(Beginning of DATA FOR PROCESSING)

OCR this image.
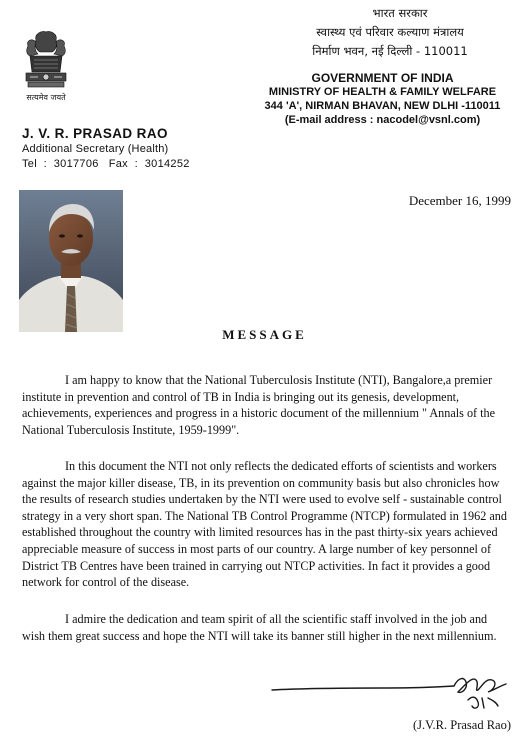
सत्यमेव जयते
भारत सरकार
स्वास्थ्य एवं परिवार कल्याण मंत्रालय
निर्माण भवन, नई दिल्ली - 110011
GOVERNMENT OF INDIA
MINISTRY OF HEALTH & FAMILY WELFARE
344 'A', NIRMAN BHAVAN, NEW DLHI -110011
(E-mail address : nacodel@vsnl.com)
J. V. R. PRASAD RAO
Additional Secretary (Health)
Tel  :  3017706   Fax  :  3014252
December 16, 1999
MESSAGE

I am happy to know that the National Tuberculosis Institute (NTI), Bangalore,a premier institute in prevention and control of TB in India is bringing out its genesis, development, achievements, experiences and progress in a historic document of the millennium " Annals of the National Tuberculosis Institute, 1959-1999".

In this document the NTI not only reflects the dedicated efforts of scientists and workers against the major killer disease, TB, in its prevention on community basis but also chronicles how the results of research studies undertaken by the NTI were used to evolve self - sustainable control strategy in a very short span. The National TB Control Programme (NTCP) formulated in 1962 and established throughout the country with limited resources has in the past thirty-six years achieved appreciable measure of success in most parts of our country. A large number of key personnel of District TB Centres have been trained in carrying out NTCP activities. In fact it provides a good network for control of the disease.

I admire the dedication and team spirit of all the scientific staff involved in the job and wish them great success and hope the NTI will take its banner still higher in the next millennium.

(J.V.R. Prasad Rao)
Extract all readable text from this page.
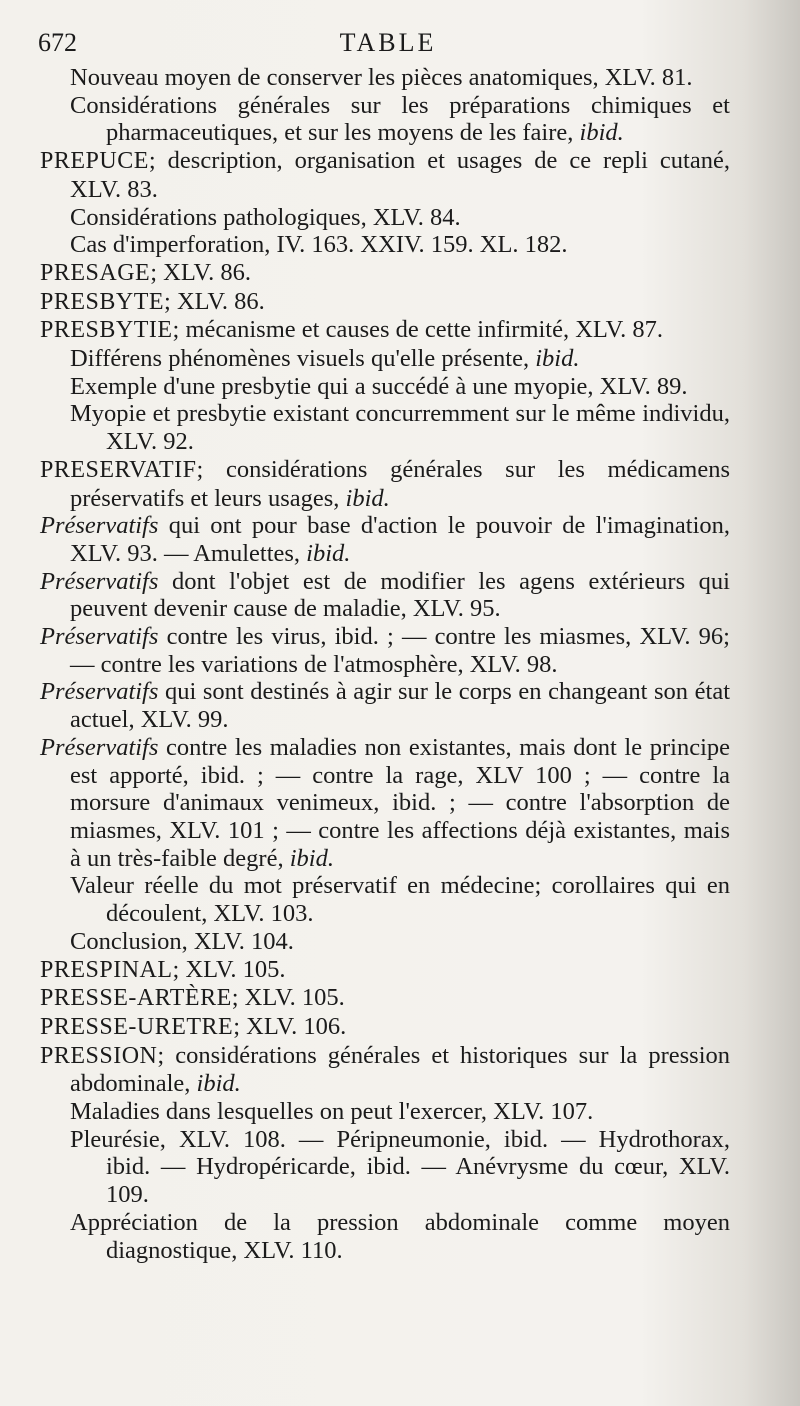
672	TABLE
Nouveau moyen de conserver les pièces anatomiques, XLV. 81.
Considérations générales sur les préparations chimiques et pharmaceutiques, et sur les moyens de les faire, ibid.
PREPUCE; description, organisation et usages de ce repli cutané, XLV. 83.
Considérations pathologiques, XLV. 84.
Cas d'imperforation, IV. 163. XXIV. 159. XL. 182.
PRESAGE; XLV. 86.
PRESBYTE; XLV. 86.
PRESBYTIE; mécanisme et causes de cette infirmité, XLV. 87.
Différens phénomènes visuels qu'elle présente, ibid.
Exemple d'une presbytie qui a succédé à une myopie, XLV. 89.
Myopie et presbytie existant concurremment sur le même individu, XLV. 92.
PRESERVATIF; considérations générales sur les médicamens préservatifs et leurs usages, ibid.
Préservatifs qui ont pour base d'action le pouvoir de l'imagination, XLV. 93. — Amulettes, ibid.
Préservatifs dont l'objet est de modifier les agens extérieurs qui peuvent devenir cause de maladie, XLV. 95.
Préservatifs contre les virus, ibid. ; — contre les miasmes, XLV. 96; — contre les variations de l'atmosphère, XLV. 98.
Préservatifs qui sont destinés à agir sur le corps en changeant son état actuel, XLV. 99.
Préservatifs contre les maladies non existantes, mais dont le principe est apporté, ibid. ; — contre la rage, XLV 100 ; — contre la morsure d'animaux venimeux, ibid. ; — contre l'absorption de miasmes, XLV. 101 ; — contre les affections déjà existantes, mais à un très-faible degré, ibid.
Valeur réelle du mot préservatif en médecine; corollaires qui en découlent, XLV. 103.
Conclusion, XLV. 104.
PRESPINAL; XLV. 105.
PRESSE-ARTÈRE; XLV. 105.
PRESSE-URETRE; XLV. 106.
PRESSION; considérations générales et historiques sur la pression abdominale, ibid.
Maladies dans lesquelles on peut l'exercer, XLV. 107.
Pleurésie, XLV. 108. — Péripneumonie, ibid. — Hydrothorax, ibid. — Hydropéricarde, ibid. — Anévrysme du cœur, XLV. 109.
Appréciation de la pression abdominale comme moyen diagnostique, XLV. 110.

(End of DATA FOR PROCESSING)

Filter the records, keeping only lines that contain "dont", and show those lines.

Préservatifs dont l'objet est de modifier les agens extérieurs qui peuvent devenir cause de maladie, XLV. 95.
Préservatifs contre les maladies non existantes, mais dont le principe est apporté, ibid. ; — contre la rage, XLV 100 ; — contre la morsure d'animaux venimeux, ibid. ; — contre l'absorption de miasmes, XLV. 101 ; — contre les affections déjà existantes, mais à un très-faible degré, ibid.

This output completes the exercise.